• [Exercise details] Search the listing below for the string "Global" and show each line that contains it.

• [Rows from a figure dataset]
========================

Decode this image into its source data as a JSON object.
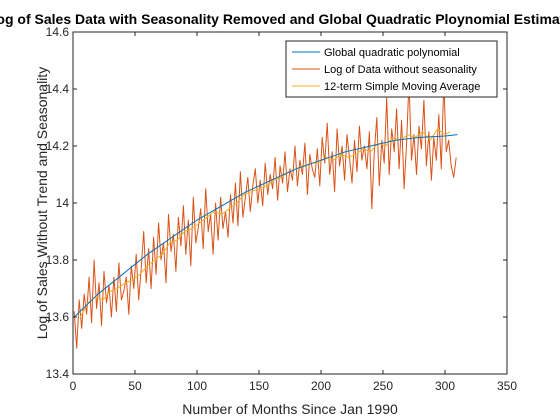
{
  "chart_data": {
    "type": "line",
    "title": "Log of Sales Data with Seasonality Removed and Global Quadratic Ploynomial Estimate",
    "xlabel": "Number of Months Since Jan 1990",
    "ylabel": "Log of Sales Without Trend and Seasonality",
    "xlim": [
      0,
      350
    ],
    "ylim": [
      13.4,
      14.6
    ],
    "xticks": [
      0,
      50,
      100,
      150,
      200,
      250,
      300,
      350
    ],
    "yticks": [
      13.4,
      13.6,
      13.8,
      14,
      14.2,
      14.4,
      14.6
    ],
    "xtick_labels": [
      "0",
      "50",
      "100",
      "150",
      "200",
      "250",
      "300",
      "350"
    ],
    "ytick_labels": [
      "13.4",
      "13.6",
      "13.8",
      "14",
      "14.2",
      "14.4",
      "14.6"
    ],
    "grid": false,
    "legend_position": "top-right",
    "series": [
      {
        "name": "Global quadratic polynomial",
        "color": "#0072BD",
        "x": [
          1,
          20,
          40,
          60,
          80,
          100,
          120,
          140,
          160,
          180,
          200,
          220,
          240,
          260,
          280,
          300,
          310
        ],
        "y": [
          13.6,
          13.68,
          13.75,
          13.82,
          13.88,
          13.94,
          13.99,
          14.04,
          14.08,
          14.12,
          14.15,
          14.18,
          14.2,
          14.22,
          14.23,
          14.235,
          14.24
        ]
      },
      {
        "name": "Log of Data without seasonality",
        "color": "#D95319",
        "x": [
          1,
          3,
          5,
          7,
          9,
          11,
          13,
          15,
          17,
          19,
          21,
          23,
          25,
          27,
          29,
          31,
          33,
          35,
          37,
          39,
          41,
          43,
          45,
          47,
          49,
          51,
          53,
          55,
          57,
          59,
          61,
          63,
          65,
          67,
          69,
          71,
          73,
          75,
          77,
          79,
          81,
          83,
          85,
          87,
          89,
          91,
          93,
          95,
          97,
          99,
          101,
          103,
          105,
          107,
          109,
          111,
          113,
          115,
          117,
          119,
          121,
          123,
          125,
          127,
          129,
          131,
          133,
          135,
          137,
          139,
          141,
          143,
          145,
          147,
          149,
          151,
          153,
          155,
          157,
          159,
          161,
          163,
          165,
          167,
          169,
          171,
          173,
          175,
          177,
          179,
          181,
          183,
          185,
          187,
          189,
          191,
          193,
          195,
          197,
          199,
          201,
          203,
          205,
          207,
          209,
          211,
          213,
          215,
          217,
          219,
          221,
          223,
          225,
          227,
          229,
          231,
          233,
          235,
          237,
          239,
          241,
          243,
          245,
          247,
          249,
          251,
          253,
          255,
          257,
          259,
          261,
          263,
          265,
          267,
          269,
          271,
          273,
          275,
          277,
          279,
          281,
          283,
          285,
          287,
          289,
          291,
          293,
          295,
          297,
          299,
          301,
          303,
          305,
          307,
          309
        ],
        "y": [
          13.62,
          13.49,
          13.66,
          13.56,
          13.68,
          13.61,
          13.74,
          13.58,
          13.8,
          13.63,
          13.72,
          13.57,
          13.76,
          13.65,
          13.71,
          13.6,
          13.74,
          13.62,
          13.79,
          13.66,
          13.69,
          13.74,
          13.61,
          13.78,
          13.7,
          13.82,
          13.66,
          13.77,
          13.9,
          13.72,
          13.84,
          13.7,
          13.88,
          13.75,
          13.93,
          13.8,
          13.86,
          13.72,
          13.96,
          13.83,
          13.89,
          13.76,
          13.95,
          13.85,
          13.99,
          13.82,
          13.94,
          13.78,
          14.02,
          13.86,
          13.91,
          13.98,
          13.84,
          14.05,
          13.9,
          13.96,
          13.82,
          14.0,
          13.87,
          14.02,
          13.91,
          13.97,
          13.88,
          14.03,
          13.93,
          14.07,
          13.92,
          14.11,
          13.95,
          14.02,
          14.09,
          13.97,
          14.06,
          14.12,
          14.0,
          14.08,
          13.99,
          14.14,
          14.03,
          14.1,
          14.05,
          14.16,
          14.01,
          14.13,
          14.07,
          14.18,
          14.04,
          14.12,
          14.08,
          14.2,
          14.06,
          14.15,
          14.1,
          14.21,
          14.03,
          14.17,
          14.12,
          14.09,
          14.19,
          14.06,
          14.23,
          14.14,
          14.28,
          14.1,
          14.18,
          14.04,
          14.26,
          14.13,
          14.2,
          14.08,
          14.24,
          14.16,
          14.07,
          14.22,
          14.11,
          14.27,
          14.15,
          14.2,
          14.12,
          14.25,
          13.98,
          14.18,
          14.3,
          14.06,
          14.22,
          14.14,
          14.37,
          14.1,
          14.26,
          14.18,
          14.33,
          14.12,
          14.29,
          14.05,
          14.21,
          14.43,
          14.15,
          14.24,
          14.1,
          14.27,
          14.19,
          14.36,
          14.13,
          14.25,
          14.08,
          14.23,
          14.15,
          14.31,
          14.12,
          14.43,
          14.18,
          14.22,
          14.13,
          14.09,
          14.16
        ]
      },
      {
        "name": "12-term Simple Moving Average",
        "color": "#EDB120",
        "x": [
          6,
          12,
          18,
          24,
          30,
          36,
          42,
          48,
          54,
          60,
          66,
          72,
          78,
          84,
          90,
          96,
          102,
          108,
          114,
          120,
          126,
          132,
          138,
          144,
          150,
          156,
          162,
          168,
          174,
          180,
          186,
          192,
          198,
          204,
          210,
          216,
          222,
          228,
          234,
          240,
          246,
          252,
          258,
          264,
          270,
          276,
          282,
          288,
          294,
          300,
          304
        ],
        "y": [
          13.6,
          13.65,
          13.67,
          13.66,
          13.69,
          13.7,
          13.72,
          13.73,
          13.75,
          13.78,
          13.8,
          13.82,
          13.86,
          13.87,
          13.9,
          13.91,
          13.93,
          13.95,
          13.97,
          13.96,
          13.98,
          14.0,
          14.03,
          14.04,
          14.05,
          14.06,
          14.08,
          14.09,
          14.11,
          14.12,
          14.13,
          14.14,
          14.14,
          14.16,
          14.15,
          14.17,
          14.16,
          14.17,
          14.19,
          14.18,
          14.21,
          14.2,
          14.23,
          14.22,
          14.24,
          14.23,
          14.25,
          14.22,
          14.26,
          14.24,
          14.25
        ]
      }
    ]
  }
}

========================

• [Response]
    "title": "Log of Sales Data with Seasonality Removed and Global Quadratic Ploynomial Estimate",
        "name": "Global quadratic polynomial",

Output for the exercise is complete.